[What the task requires] Output the material beneath exactly, leaving nothing out.

[Input]
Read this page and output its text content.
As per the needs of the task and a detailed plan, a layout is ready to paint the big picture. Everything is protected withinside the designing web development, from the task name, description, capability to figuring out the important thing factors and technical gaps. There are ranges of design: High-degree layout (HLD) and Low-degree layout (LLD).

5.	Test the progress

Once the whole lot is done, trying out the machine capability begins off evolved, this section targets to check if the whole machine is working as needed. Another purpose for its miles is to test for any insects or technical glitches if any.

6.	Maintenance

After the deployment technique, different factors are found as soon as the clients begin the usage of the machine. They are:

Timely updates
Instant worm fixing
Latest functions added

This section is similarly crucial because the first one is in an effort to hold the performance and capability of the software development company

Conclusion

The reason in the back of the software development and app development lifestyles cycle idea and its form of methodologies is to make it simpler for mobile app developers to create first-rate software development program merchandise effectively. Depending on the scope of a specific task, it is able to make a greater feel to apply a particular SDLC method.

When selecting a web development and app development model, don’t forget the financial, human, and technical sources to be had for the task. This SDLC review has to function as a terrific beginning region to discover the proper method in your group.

[Output of the exercise]
Read this page and output its text content.
As per the needs of the task and a detailed plan, a layout is ready to paint the big picture. Everything is protected withinside the designing web development, from the task name, description, capability to figuring out the important thing factors and technical gaps. There are ranges of design: High-degree layout (HLD) and Low-degree layout (LLD).

5.	Test the progress

Once the whole lot is done, trying out the machine capability begins off evolved, this section targets to check if the whole machine is working as needed. Another purpose for its miles is to test for any insects or technical glitches if any.

6.	Maintenance

After the deployment technique, different factors are found as soon as the clients begin the usage of the machine. They are:

Timely updates
Instant worm fixing
Latest functions added

This section is similarly crucial because the first one is in an effort to hold the performance and capability of the software development company

Conclusion

The reason in the back of the software development and app development lifestyles cycle idea and its form of methodologies is to make it simpler for mobile app developers to create first-rate software development program merchandise effectively. Depending on the scope of a specific task, it is able to make a greater feel to apply a particular SDLC method.

When selecting a web development and app development model, don’t forget the financial, human, and technical sources to be had for the task. This SDLC review has to function as a terrific beginning region to discover the proper method in your group.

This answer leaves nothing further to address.